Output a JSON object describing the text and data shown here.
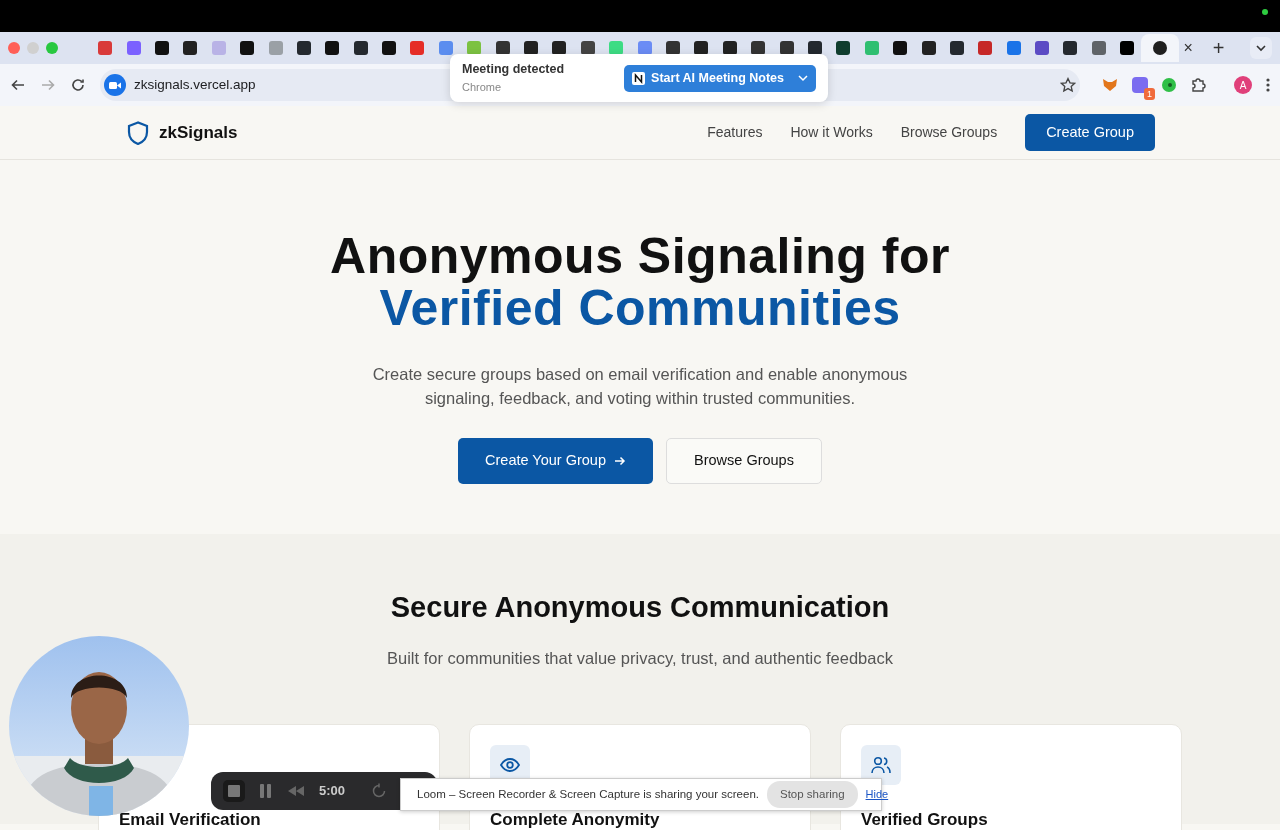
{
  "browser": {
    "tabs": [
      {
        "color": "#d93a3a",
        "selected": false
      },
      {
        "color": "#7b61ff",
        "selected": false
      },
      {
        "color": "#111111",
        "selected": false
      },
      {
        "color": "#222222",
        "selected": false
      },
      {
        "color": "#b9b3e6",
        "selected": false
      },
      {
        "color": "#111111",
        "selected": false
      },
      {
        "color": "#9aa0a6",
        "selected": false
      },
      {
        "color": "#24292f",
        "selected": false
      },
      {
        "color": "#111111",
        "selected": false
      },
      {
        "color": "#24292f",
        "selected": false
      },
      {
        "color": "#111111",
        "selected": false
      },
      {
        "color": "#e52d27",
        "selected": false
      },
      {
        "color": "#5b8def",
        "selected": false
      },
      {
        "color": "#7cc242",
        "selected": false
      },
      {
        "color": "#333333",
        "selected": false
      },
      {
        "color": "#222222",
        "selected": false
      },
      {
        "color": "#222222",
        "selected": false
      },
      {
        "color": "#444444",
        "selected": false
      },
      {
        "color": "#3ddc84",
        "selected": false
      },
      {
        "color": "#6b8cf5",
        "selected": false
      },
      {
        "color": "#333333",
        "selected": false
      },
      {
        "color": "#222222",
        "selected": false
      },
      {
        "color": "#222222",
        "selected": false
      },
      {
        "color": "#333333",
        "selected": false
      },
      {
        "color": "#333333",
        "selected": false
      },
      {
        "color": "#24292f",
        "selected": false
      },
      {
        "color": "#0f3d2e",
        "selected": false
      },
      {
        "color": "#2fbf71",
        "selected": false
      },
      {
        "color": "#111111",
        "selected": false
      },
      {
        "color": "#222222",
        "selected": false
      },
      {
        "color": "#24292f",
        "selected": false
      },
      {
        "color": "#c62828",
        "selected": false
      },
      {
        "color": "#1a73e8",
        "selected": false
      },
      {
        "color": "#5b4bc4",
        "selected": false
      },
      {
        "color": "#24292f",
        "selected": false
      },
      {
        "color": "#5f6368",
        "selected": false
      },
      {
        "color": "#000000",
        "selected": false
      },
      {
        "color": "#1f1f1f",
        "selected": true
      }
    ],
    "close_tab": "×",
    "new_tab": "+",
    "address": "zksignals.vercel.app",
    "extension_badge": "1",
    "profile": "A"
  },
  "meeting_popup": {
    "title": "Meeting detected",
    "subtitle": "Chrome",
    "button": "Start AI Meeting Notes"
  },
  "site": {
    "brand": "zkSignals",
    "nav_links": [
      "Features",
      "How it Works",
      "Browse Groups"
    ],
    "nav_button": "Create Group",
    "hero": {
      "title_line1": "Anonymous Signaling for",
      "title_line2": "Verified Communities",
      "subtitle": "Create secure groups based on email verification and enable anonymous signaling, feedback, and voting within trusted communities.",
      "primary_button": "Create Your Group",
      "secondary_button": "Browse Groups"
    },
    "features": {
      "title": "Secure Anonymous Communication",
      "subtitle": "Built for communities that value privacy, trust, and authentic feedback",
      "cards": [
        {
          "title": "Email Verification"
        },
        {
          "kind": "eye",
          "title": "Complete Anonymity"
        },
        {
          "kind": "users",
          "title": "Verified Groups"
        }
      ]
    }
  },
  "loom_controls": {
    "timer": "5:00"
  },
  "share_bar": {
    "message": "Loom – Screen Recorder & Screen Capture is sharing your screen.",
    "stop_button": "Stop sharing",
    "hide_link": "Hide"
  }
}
━━━━━━━━━━
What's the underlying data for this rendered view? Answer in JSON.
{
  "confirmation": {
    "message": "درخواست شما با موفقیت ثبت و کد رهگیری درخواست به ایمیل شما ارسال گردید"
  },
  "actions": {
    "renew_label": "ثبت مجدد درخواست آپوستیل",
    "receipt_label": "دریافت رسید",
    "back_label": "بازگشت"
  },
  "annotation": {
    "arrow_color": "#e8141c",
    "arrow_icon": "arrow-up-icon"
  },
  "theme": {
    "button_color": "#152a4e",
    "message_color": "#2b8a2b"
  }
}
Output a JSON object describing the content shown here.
━━━━━━━━━━
- Aim of the task
Give back exactly the stretch that opens on the line with "What's the underlying" and closes on the line with "Output a JSON object describing the content".

- Answer to the task
What's the underlying data for this rendered view? Answer in JSON.
{
  "confirmation": {
    "message": "درخواست شما با موفقیت ثبت و کد رهگیری درخواست به ایمیل شما ارسال گردید"
  },
  "actions": {
    "renew_label": "ثبت مجدد درخواست آپوستیل",
    "receipt_label": "دریافت رسید",
    "back_label": "بازگشت"
  },
  "annotation": {
    "arrow_color": "#e8141c",
    "arrow_icon": "arrow-up-icon"
  },
  "theme": {
    "button_color": "#152a4e",
    "message_color": "#2b8a2b"
  }
}
Output a JSON object describing the content shown here.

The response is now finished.